• **What to do**: Return each line of the material verbatim.

■ ■ ■ ■

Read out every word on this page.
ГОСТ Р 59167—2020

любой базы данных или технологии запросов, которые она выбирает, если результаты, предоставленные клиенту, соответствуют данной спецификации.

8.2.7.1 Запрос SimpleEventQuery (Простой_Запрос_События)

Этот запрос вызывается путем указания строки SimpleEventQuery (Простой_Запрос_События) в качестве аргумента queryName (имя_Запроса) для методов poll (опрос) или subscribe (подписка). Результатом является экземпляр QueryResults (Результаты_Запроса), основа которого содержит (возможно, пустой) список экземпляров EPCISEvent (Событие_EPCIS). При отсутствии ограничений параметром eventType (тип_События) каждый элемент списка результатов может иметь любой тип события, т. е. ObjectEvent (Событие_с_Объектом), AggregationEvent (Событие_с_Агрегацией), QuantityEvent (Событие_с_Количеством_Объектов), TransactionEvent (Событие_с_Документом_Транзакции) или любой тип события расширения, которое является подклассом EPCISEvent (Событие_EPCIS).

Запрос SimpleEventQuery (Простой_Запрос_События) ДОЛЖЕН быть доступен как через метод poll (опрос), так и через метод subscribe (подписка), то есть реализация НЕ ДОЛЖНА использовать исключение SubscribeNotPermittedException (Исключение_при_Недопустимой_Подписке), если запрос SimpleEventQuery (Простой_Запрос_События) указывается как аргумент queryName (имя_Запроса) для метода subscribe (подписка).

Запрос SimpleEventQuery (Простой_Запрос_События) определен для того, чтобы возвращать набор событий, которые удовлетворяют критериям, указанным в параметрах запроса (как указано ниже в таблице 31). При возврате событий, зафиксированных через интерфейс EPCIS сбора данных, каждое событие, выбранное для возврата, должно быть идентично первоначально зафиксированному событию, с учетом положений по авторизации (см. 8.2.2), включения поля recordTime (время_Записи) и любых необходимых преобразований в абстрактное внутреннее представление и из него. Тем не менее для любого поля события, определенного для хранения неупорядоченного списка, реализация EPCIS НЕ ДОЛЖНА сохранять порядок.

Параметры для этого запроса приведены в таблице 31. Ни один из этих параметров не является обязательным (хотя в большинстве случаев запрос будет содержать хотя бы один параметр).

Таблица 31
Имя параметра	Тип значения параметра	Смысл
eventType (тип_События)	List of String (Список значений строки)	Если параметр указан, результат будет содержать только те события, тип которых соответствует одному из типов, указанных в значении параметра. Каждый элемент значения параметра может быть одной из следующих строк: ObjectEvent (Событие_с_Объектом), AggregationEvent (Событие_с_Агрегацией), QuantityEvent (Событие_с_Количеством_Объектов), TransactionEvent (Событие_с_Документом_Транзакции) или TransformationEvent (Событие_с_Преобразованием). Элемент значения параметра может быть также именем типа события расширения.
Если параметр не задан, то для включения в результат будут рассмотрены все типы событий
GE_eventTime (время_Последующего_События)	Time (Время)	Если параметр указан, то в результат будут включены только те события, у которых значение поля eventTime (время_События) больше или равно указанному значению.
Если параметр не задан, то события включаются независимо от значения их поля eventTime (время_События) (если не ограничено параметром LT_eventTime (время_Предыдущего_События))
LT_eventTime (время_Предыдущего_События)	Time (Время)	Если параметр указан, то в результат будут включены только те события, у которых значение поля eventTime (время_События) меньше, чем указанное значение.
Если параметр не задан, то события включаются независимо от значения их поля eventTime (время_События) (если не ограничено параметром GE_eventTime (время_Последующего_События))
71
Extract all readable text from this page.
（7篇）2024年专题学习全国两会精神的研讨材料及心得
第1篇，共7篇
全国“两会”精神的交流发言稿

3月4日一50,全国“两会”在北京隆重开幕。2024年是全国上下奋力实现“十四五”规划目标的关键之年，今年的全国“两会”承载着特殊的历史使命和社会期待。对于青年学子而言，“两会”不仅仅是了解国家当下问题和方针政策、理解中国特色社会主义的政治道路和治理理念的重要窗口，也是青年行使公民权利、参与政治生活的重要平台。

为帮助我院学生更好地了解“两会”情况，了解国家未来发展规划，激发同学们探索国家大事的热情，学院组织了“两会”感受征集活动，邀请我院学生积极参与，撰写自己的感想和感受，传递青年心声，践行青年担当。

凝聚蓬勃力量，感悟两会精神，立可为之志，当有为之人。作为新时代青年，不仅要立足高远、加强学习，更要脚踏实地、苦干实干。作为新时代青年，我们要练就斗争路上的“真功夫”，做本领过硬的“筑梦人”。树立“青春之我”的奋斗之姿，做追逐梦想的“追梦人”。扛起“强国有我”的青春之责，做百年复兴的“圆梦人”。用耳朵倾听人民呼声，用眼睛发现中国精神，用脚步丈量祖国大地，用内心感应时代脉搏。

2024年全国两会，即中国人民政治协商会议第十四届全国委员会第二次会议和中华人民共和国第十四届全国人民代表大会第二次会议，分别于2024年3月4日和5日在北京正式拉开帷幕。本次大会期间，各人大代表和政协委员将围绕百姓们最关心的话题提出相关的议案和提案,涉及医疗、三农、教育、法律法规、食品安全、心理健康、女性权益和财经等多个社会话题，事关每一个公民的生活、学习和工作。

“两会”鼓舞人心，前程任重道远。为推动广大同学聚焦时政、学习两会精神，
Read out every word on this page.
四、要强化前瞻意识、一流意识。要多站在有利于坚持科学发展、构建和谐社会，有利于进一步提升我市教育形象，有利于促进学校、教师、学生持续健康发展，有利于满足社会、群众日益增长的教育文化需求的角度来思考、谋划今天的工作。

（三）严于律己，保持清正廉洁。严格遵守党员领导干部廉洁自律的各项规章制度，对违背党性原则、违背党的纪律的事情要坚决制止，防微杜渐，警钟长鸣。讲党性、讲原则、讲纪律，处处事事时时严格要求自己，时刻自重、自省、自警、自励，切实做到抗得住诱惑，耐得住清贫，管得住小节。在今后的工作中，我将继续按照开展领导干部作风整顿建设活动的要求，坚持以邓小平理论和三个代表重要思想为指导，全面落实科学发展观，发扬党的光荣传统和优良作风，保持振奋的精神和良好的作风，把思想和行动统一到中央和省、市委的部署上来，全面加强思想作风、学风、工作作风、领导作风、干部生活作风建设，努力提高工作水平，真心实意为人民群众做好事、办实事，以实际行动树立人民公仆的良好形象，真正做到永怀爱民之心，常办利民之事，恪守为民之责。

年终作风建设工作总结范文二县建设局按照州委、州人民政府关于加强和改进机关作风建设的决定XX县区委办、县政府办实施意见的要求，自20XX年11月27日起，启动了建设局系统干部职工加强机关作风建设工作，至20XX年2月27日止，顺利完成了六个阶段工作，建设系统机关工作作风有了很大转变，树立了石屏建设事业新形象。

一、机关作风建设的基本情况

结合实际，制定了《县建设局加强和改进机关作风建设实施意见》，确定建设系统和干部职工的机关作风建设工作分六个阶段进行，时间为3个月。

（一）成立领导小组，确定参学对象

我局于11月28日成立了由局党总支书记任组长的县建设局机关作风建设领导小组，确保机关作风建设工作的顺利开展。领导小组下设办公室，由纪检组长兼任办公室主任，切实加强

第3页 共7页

■ ■ ■ ■

• **The result**:
Read out every word on this page.
ГОСТ Р 59167—2020

любой базы данных или технологии запросов, которые она выбирает, если результаты, предоставленные клиенту, соответствуют данной спецификации.

8.2.7.1 Запрос SimpleEventQuery (Простой_Запрос_События)

Этот запрос вызывается путем указания строки SimpleEventQuery (Простой_Запрос_События) в качестве аргумента queryName (имя_Запроса) для методов poll (опрос) или subscribe (подписка). Результатом является экземпляр QueryResults (Результаты_Запроса), основа которого содержит (возможно, пустой) список экземпляров EPCISEvent (Событие_EPCIS). При отсутствии ограничений параметром eventType (тип_События) каждый элемент списка результатов может иметь любой тип события, т. е. ObjectEvent (Событие_с_Объектом), AggregationEvent (Событие_с_Агрегацией), QuantityEvent (Событие_с_Количеством_Объектов), TransactionEvent (Событие_с_Документом_Транзакции) или любой тип события расширения, которое является подклассом EPCISEvent (Событие_EPCIS).

Запрос SimpleEventQuery (Простой_Запрос_События) ДОЛЖЕН быть доступен как через метод poll (опрос), так и через метод subscribe (подписка), то есть реализация НЕ ДОЛЖНА использовать исключение SubscribeNotPermittedException (Исключение_при_Недопустимой_Подписке), если запрос SimpleEventQuery (Простой_Запрос_События) указывается как аргумент queryName (имя_Запроса) для метода subscribe (подписка).

Запрос SimpleEventQuery (Простой_Запрос_События) определен для того, чтобы возвращать набор событий, которые удовлетворяют критериям, указанным в параметрах запроса (как указано ниже в таблице 31). При возврате событий, зафиксированных через интерфейс EPCIS сбора данных, каждое событие, выбранное для возврата, должно быть идентично первоначально зафиксированному событию, с учетом положений по авторизации (см. 8.2.2), включения поля recordTime (время_Записи) и любых необходимых преобразований в абстрактное внутреннее представление и из него. Тем не менее для любого поля события, определенного для хранения неупорядоченного списка, реализация EPCIS НЕ ДОЛЖНА сохранять порядок.

Параметры для этого запроса приведены в таблице 31. Ни один из этих параметров не является обязательным (хотя в большинстве случаев запрос будет содержать хотя бы один параметр).

Таблица 31
Имя параметра	Тип значения параметра	Смысл
eventType (тип_События)	List of String (Список значений строки)	Если параметр указан, результат будет содержать только те события, тип которых соответствует одному из типов, указанных в значении параметра. Каждый элемент значения параметра может быть одной из следующих строк: ObjectEvent (Событие_с_Объектом), AggregationEvent (Событие_с_Агрегацией), QuantityEvent (Событие_с_Количеством_Объектов), TransactionEvent (Событие_с_Документом_Транзакции) или TransformationEvent (Событие_с_Преобразованием). Элемент значения параметра может быть также именем типа события расширения.
Если параметр не задан, то для включения в результат будут рассмотрены все типы событий
GE_eventTime (время_Последующего_События)	Time (Время)	Если параметр указан, то в результат будут включены только те события, у которых значение поля eventTime (время_События) больше или равно указанному значению.
Если параметр не задан, то события включаются независимо от значения их поля eventTime (время_События) (если не ограничено параметром LT_eventTime (время_Предыдущего_События))
LT_eventTime (время_Предыдущего_События)	Time (Время)	Если параметр указан, то в результат будут включены только те события, у которых значение поля eventTime (время_События) меньше, чем указанное значение.
Если параметр не задан, то события включаются независимо от значения их поля eventTime (время_События) (если не ограничено параметром GE_eventTime (время_Последующего_События))
71
Extract all readable text from this page.
（7篇）2024年专题学习全国两会精神的研讨材料及心得
第1篇，共7篇
全国“两会”精神的交流发言稿

3月4日一50,全国“两会”在北京隆重开幕。2024年是全国上下奋力实现“十四五”规划目标的关键之年，今年的全国“两会”承载着特殊的历史使命和社会期待。对于青年学子而言，“两会”不仅仅是了解国家当下问题和方针政策、理解中国特色社会主义的政治道路和治理理念的重要窗口，也是青年行使公民权利、参与政治生活的重要平台。

为帮助我院学生更好地了解“两会”情况，了解国家未来发展规划，激发同学们探索国家大事的热情，学院组织了“两会”感受征集活动，邀请我院学生积极参与，撰写自己的感想和感受，传递青年心声，践行青年担当。

凝聚蓬勃力量，感悟两会精神，立可为之志，当有为之人。作为新时代青年，不仅要立足高远、加强学习，更要脚踏实地、苦干实干。作为新时代青年，我们要练就斗争路上的“真功夫”，做本领过硬的“筑梦人”。树立“青春之我”的奋斗之姿，做追逐梦想的“追梦人”。扛起“强国有我”的青春之责，做百年复兴的“圆梦人”。用耳朵倾听人民呼声，用眼睛发现中国精神，用脚步丈量祖国大地，用内心感应时代脉搏。

2024年全国两会，即中国人民政治协商会议第十四届全国委员会第二次会议和中华人民共和国第十四届全国人民代表大会第二次会议，分别于2024年3月4日和5日在北京正式拉开帷幕。本次大会期间，各人大代表和政协委员将围绕百姓们最关心的话题提出相关的议案和提案,涉及医疗、三农、教育、法律法规、食品安全、心理健康、女性权益和财经等多个社会话题，事关每一个公民的生活、学习和工作。

“两会”鼓舞人心，前程任重道远。为推动广大同学聚焦时政、学习两会精神，
Read out every word on this page.
四、要强化前瞻意识、一流意识。要多站在有利于坚持科学发展、构建和谐社会，有利于进一步提升我市教育形象，有利于促进学校、教师、学生持续健康发展，有利于满足社会、群众日益增长的教育文化需求的角度来思考、谋划今天的工作。

（三）严于律己，保持清正廉洁。严格遵守党员领导干部廉洁自律的各项规章制度，对违背党性原则、违背党的纪律的事情要坚决制止，防微杜渐，警钟长鸣。讲党性、讲原则、讲纪律，处处事事时时严格要求自己，时刻自重、自省、自警、自励，切实做到抗得住诱惑，耐得住清贫，管得住小节。在今后的工作中，我将继续按照开展领导干部作风整顿建设活动的要求，坚持以邓小平理论和三个代表重要思想为指导，全面落实科学发展观，发扬党的光荣传统和优良作风，保持振奋的精神和良好的作风，把思想和行动统一到中央和省、市委的部署上来，全面加强思想作风、学风、工作作风、领导作风、干部生活作风建设，努力提高工作水平，真心实意为人民群众做好事、办实事，以实际行动树立人民公仆的良好形象，真正做到永怀爱民之心，常办利民之事，恪守为民之责。

年终作风建设工作总结范文二县建设局按照州委、州人民政府关于加强和改进机关作风建设的决定XX县区委办、县政府办实施意见的要求，自20XX年11月27日起，启动了建设局系统干部职工加强机关作风建设工作，至20XX年2月27日止，顺利完成了六个阶段工作，建设系统机关工作作风有了很大转变，树立了石屏建设事业新形象。

一、机关作风建设的基本情况

结合实际，制定了《县建设局加强和改进机关作风建设实施意见》，确定建设系统和干部职工的机关作风建设工作分六个阶段进行，时间为3个月。

（一）成立领导小组，确定参学对象

我局于11月28日成立了由局党总支书记任组长的县建设局机关作风建设领导小组，确保机关作风建设工作的顺利开展。领导小组下设办公室，由纪检组长兼任办公室主任，切实加强

第3页 共7页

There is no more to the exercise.